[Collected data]
* * * *

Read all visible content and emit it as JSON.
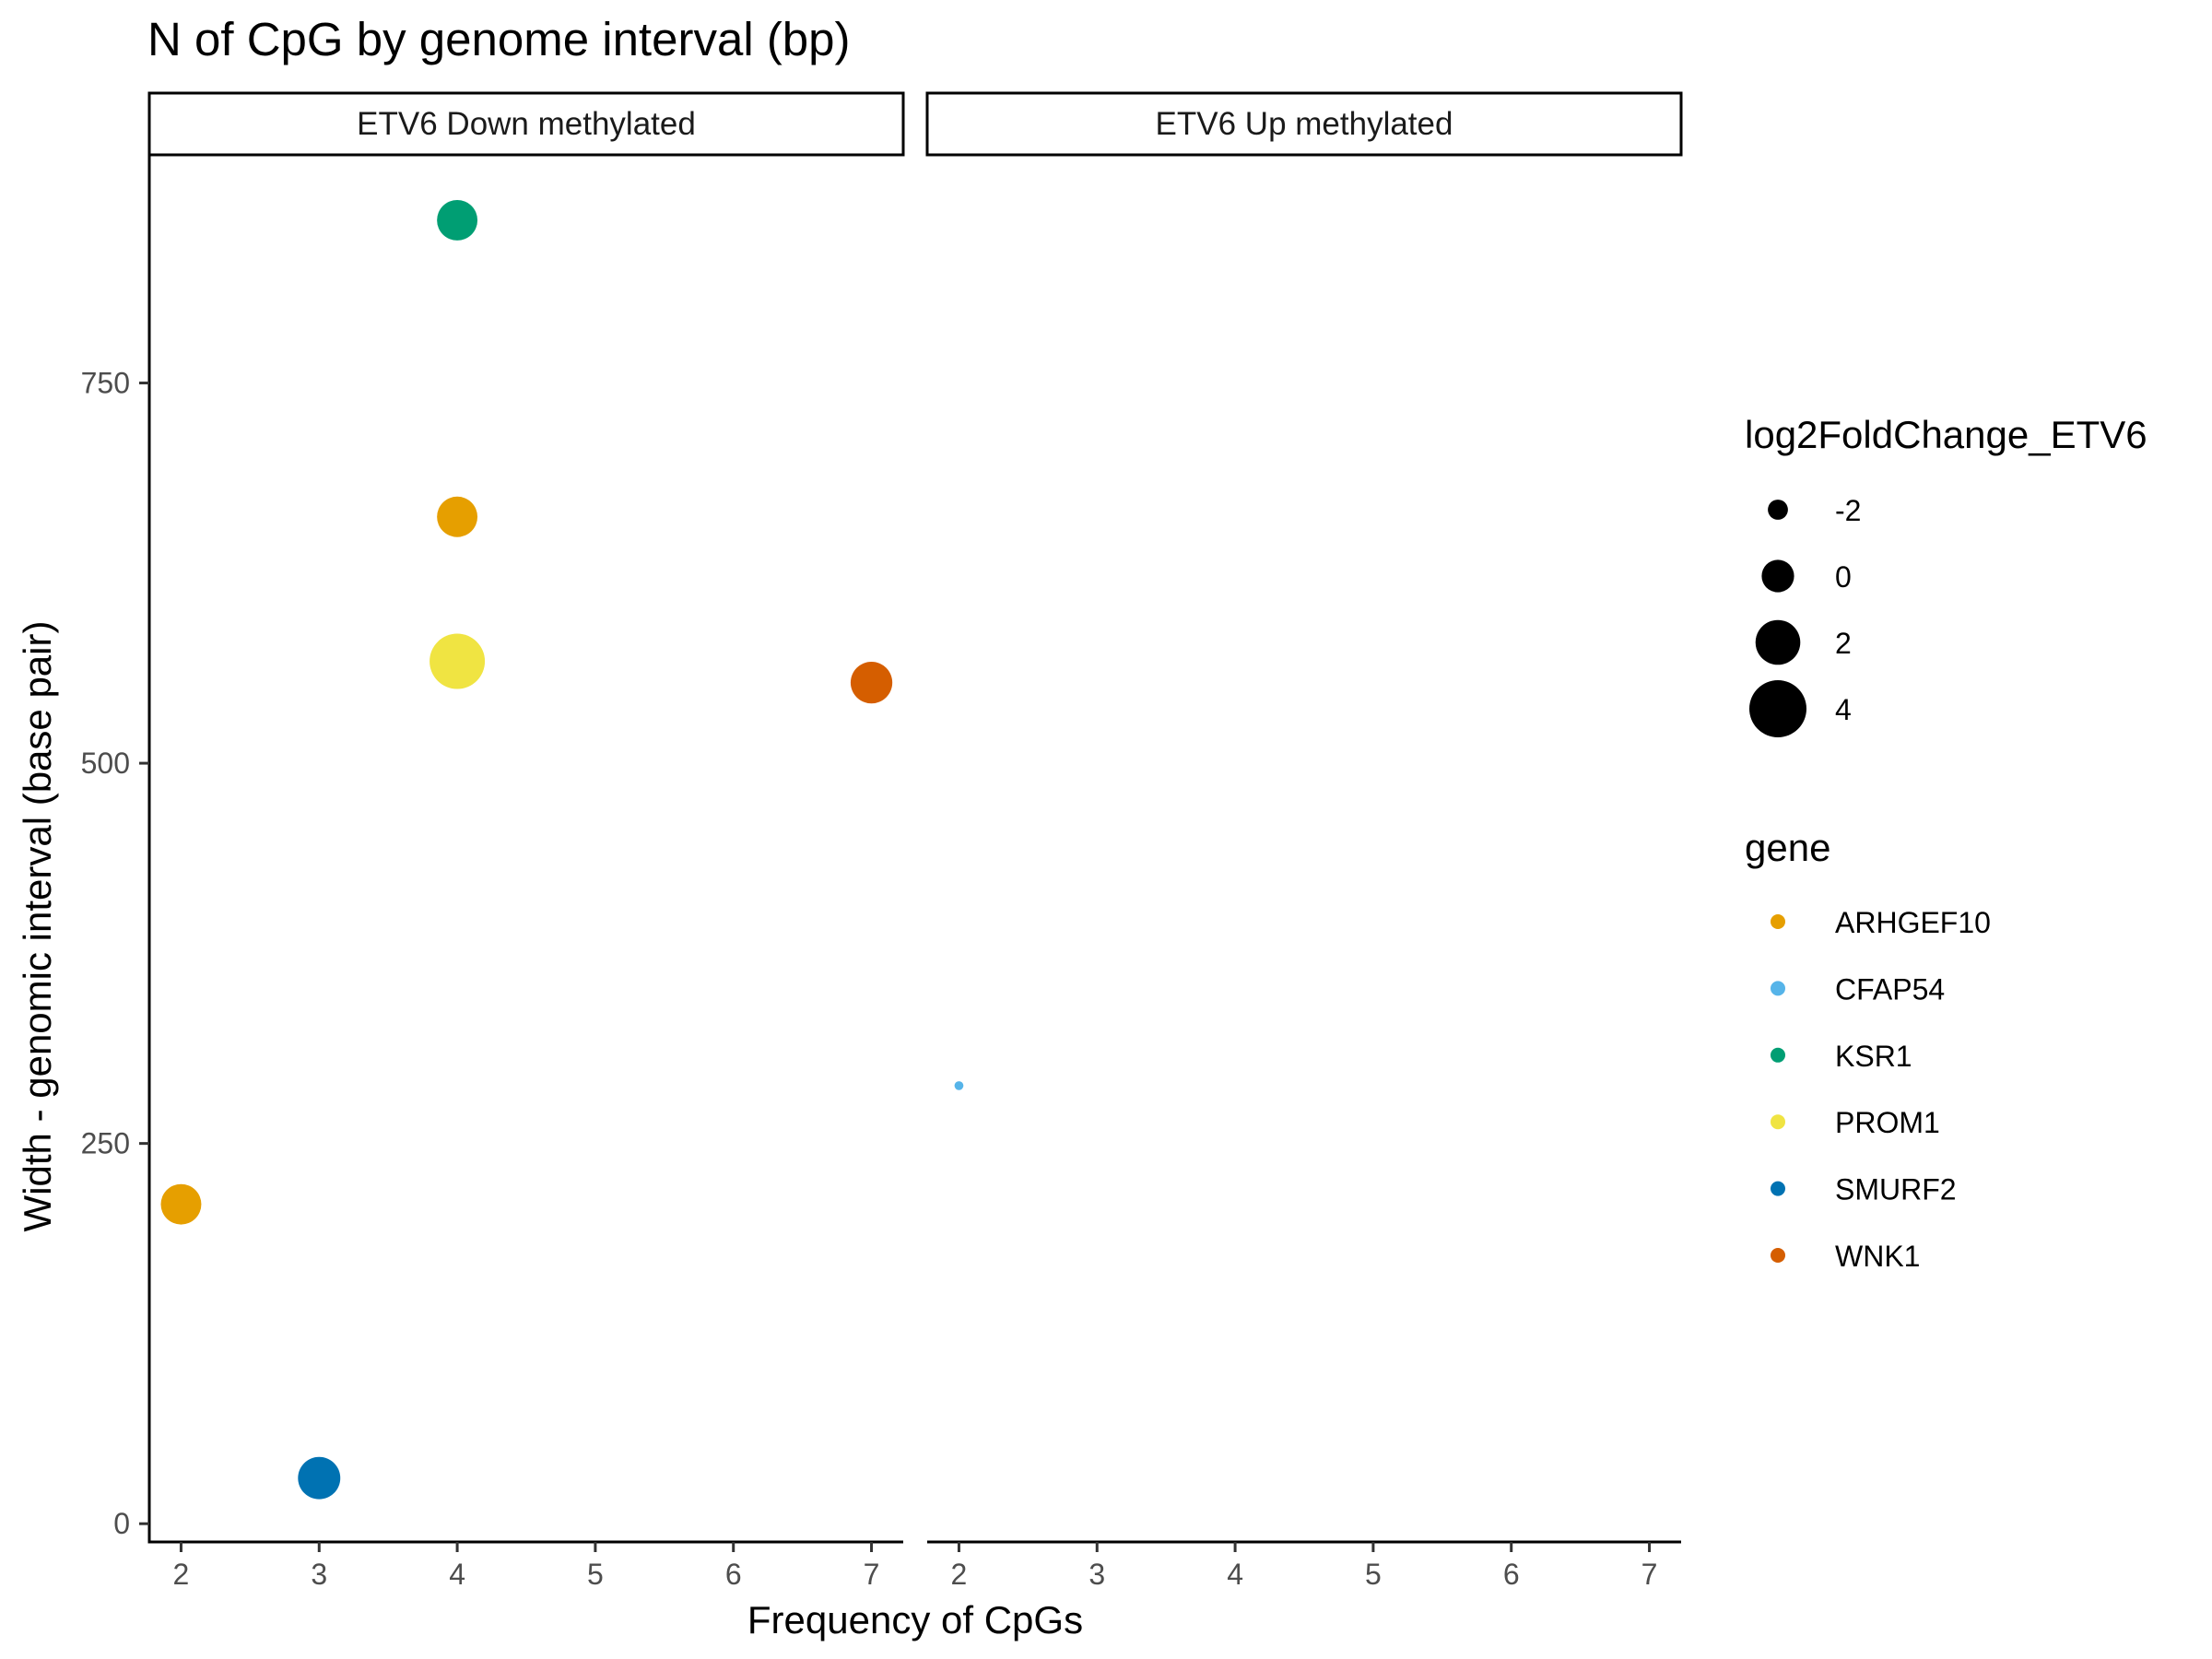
{
  "chart_data": {
    "type": "scatter",
    "title": "N of CpG by genome interval (bp)",
    "xlabel": "Frequency of CpGs",
    "ylabel": "Width - genomic interval (base pair)",
    "xlim": [
      1.77,
      7.23
    ],
    "ylim": [
      -12,
      900
    ],
    "x_ticks": [
      2,
      3,
      4,
      5,
      6,
      7
    ],
    "y_ticks": [
      0,
      250,
      500,
      750
    ],
    "panels": [
      {
        "label": "ETV6 Down methylated",
        "points": [
          {
            "x": 4,
            "y": 857,
            "gene": "KSR1",
            "log2FoldChange_ETV6": 1.3
          },
          {
            "x": 4,
            "y": 662,
            "gene": "ARHGEF10",
            "log2FoldChange_ETV6": 1.3
          },
          {
            "x": 4,
            "y": 567,
            "gene": "PROM1",
            "log2FoldChange_ETV6": 3.7
          },
          {
            "x": 7,
            "y": 553,
            "gene": "WNK1",
            "log2FoldChange_ETV6": 1.5
          },
          {
            "x": 2,
            "y": 210,
            "gene": "ARHGEF10",
            "log2FoldChange_ETV6": 1.3
          },
          {
            "x": 3,
            "y": 30,
            "gene": "SMURF2",
            "log2FoldChange_ETV6": 1.6
          }
        ]
      },
      {
        "label": "ETV6 Up methylated",
        "points": [
          {
            "x": 2,
            "y": 288,
            "gene": "CFAP54",
            "log2FoldChange_ETV6": -3.8
          }
        ]
      }
    ],
    "size_legend": {
      "title": "log2FoldChange_ETV6",
      "values": [
        -2,
        0,
        2,
        4
      ]
    },
    "color_legend": {
      "title": "gene",
      "entries": [
        {
          "name": "ARHGEF10",
          "color": "#E69F00"
        },
        {
          "name": "CFAP54",
          "color": "#56B4E9"
        },
        {
          "name": "KSR1",
          "color": "#009E73"
        },
        {
          "name": "PROM1",
          "color": "#F0E442"
        },
        {
          "name": "SMURF2",
          "color": "#0072B2"
        },
        {
          "name": "WNK1",
          "color": "#D55E00"
        }
      ]
    },
    "grid": false,
    "legend_position": "right"
  }
}
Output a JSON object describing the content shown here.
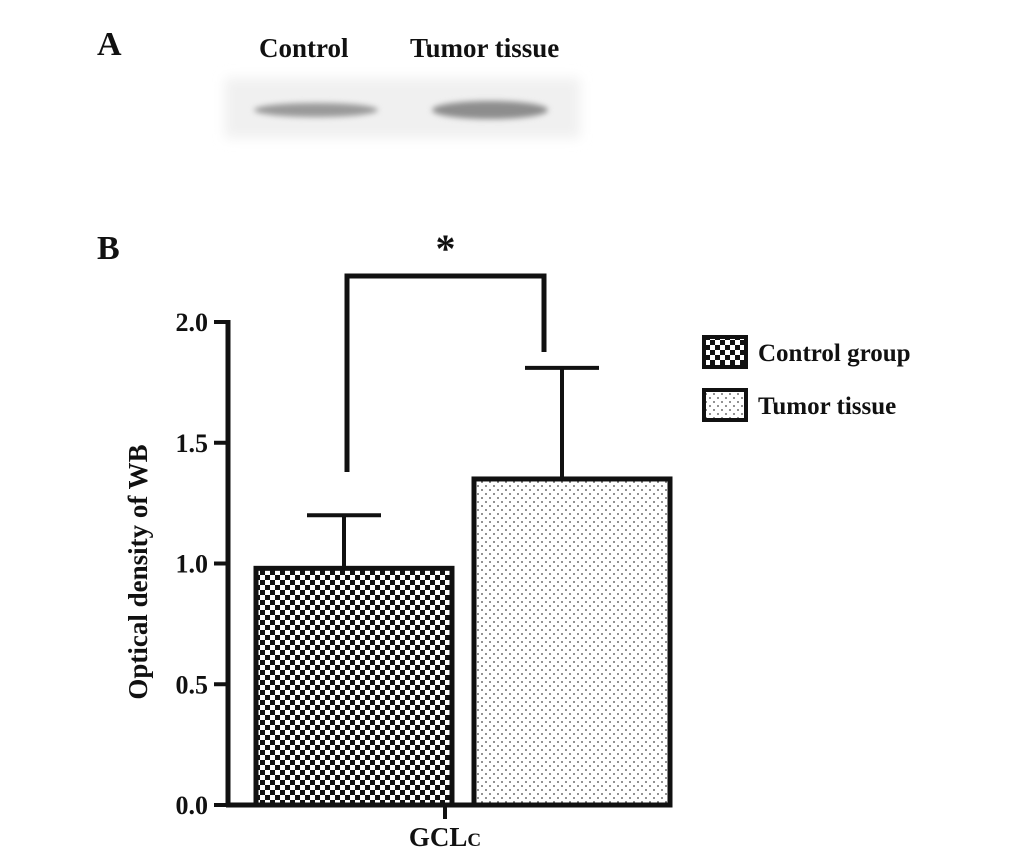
{
  "panels": {
    "a_label": "A",
    "b_label": "B"
  },
  "blot": {
    "lanes": [
      "Control",
      "Tumor tissue"
    ]
  },
  "chart_data": {
    "type": "bar",
    "categories": [
      "GCLc"
    ],
    "category_label_main": "GCL",
    "category_label_sub": "C",
    "ylabel": "Optical density of WB",
    "xlabel": "",
    "ylim": [
      0,
      2.0
    ],
    "yticks": [
      0.0,
      0.5,
      1.0,
      1.5,
      2.0
    ],
    "ytick_labels": [
      "0.0",
      "0.5",
      "1.0",
      "1.5",
      "2.0"
    ],
    "series": [
      {
        "name": "Control group",
        "values": [
          0.98
        ],
        "error": [
          0.22
        ],
        "pattern": "checker"
      },
      {
        "name": "Tumor tissue",
        "values": [
          1.35
        ],
        "error": [
          0.46
        ],
        "pattern": "dots"
      }
    ],
    "significance": {
      "label": "*",
      "between": [
        "Control group",
        "Tumor tissue"
      ]
    },
    "legend_position": "right"
  }
}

* * * *

→ **Exercise instructions**:
Would you retype each line above exactly and skip every image?

→ **Finished task**:
Read all visible content and emit it as JSON.
{
  "chart_data": {
    "type": "scatter",
    "title": "N of CpG by genome interval (bp)",
    "xlabel": "Frequency of CpGs",
    "ylabel": "Width - genomic interval (base pair)",
    "xlim": [
      1.77,
      7.23
    ],
    "ylim": [
      -12,
      900
    ],
    "x_ticks": [
      2,
      3,
      4,
      5,
      6,
      7
    ],
    "y_ticks": [
      0,
      250,
      500,
      750
    ],
    "panels": [
      {
        "label": "ETV6 Down methylated",
        "points": [
          {
            "x": 4,
            "y": 857,
            "gene": "KSR1",
            "log2FoldChange_ETV6": 1.3
          },
          {
            "x": 4,
            "y": 662,
            "gene": "ARHGEF10",
            "log2FoldChange_ETV6": 1.3
          },
          {
            "x": 4,
            "y": 567,
            "gene": "PROM1",
            "log2FoldChange_ETV6": 3.7
          },
          {
            "x": 7,
            "y": 553,
            "gene": "WNK1",
            "log2FoldChange_ETV6": 1.5
          },
          {
            "x": 2,
            "y": 210,
            "gene": "ARHGEF10",
            "log2FoldChange_ETV6": 1.3
          },
          {
            "x": 3,
            "y": 30,
            "gene": "SMURF2",
            "log2FoldChange_ETV6": 1.6
          }
        ]
      },
      {
        "label": "ETV6 Up methylated",
        "points": [
          {
            "x": 2,
            "y": 288,
            "gene": "CFAP54",
            "log2FoldChange_ETV6": -3.8
          }
        ]
      }
    ],
    "size_legend": {
      "title": "log2FoldChange_ETV6",
      "values": [
        -2,
        0,
        2,
        4
      ]
    },
    "color_legend": {
      "title": "gene",
      "entries": [
        {
          "name": "ARHGEF10",
          "color": "#E69F00"
        },
        {
          "name": "CFAP54",
          "color": "#56B4E9"
        },
        {
          "name": "KSR1",
          "color": "#009E73"
        },
        {
          "name": "PROM1",
          "color": "#F0E442"
        },
        {
          "name": "SMURF2",
          "color": "#0072B2"
        },
        {
          "name": "WNK1",
          "color": "#D55E00"
        }
      ]
    },
    "grid": false,
    "legend_position": "right"
  }
}
Output a JSON object describing the content shown here.
{
  "panels": {
    "a_label": "A",
    "b_label": "B"
  },
  "blot": {
    "lanes": [
      "Control",
      "Tumor tissue"
    ]
  },
  "chart_data": {
    "type": "bar",
    "categories": [
      "GCLc"
    ],
    "category_label_main": "GCL",
    "category_label_sub": "C",
    "ylabel": "Optical density of WB",
    "xlabel": "",
    "ylim": [
      0,
      2.0
    ],
    "yticks": [
      0.0,
      0.5,
      1.0,
      1.5,
      2.0
    ],
    "ytick_labels": [
      "0.0",
      "0.5",
      "1.0",
      "1.5",
      "2.0"
    ],
    "series": [
      {
        "name": "Control group",
        "values": [
          0.98
        ],
        "error": [
          0.22
        ],
        "pattern": "checker"
      },
      {
        "name": "Tumor tissue",
        "values": [
          1.35
        ],
        "error": [
          0.46
        ],
        "pattern": "dots"
      }
    ],
    "significance": {
      "label": "*",
      "between": [
        "Control group",
        "Tumor tissue"
      ]
    },
    "legend_position": "right"
  }
}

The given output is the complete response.